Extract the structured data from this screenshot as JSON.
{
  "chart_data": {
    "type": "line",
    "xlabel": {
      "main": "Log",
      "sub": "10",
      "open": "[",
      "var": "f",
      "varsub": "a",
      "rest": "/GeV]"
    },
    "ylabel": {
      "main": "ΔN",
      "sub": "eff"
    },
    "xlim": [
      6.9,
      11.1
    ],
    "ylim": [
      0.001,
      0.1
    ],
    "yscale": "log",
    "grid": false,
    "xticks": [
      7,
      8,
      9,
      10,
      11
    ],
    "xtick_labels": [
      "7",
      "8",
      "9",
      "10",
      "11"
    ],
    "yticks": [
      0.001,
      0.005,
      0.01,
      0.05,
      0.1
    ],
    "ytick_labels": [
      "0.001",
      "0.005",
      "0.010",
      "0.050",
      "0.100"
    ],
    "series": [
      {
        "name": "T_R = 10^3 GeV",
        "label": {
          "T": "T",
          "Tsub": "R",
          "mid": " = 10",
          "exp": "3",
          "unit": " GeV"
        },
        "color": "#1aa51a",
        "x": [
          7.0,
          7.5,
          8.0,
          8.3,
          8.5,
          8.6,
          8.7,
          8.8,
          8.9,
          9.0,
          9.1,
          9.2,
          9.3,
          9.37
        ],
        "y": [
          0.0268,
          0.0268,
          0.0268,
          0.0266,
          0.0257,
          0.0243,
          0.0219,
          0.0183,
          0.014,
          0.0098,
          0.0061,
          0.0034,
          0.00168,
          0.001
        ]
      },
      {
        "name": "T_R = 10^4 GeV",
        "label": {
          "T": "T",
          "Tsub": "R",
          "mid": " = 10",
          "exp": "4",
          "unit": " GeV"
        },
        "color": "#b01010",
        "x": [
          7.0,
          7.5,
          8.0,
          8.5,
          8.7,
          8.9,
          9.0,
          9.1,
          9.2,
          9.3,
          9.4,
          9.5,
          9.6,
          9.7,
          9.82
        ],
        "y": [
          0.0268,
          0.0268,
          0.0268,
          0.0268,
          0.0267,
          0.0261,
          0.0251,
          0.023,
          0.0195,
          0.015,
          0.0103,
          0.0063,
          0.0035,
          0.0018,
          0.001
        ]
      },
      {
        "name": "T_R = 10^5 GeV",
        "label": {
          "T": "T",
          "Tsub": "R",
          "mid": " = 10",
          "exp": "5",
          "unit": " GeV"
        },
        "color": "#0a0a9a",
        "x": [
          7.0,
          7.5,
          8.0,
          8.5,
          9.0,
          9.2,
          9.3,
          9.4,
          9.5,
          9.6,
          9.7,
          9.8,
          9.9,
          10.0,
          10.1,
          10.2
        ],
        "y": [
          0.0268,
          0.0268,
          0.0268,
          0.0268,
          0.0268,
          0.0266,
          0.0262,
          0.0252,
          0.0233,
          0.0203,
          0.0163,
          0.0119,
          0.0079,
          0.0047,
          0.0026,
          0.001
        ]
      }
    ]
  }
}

________________________

▸ **Goal**:
Copy out every line that includes the word "color".

▸ **Written response**:
        "color": "#1aa51a",
        "color": "#b01010",
        "color": "#0a0a9a",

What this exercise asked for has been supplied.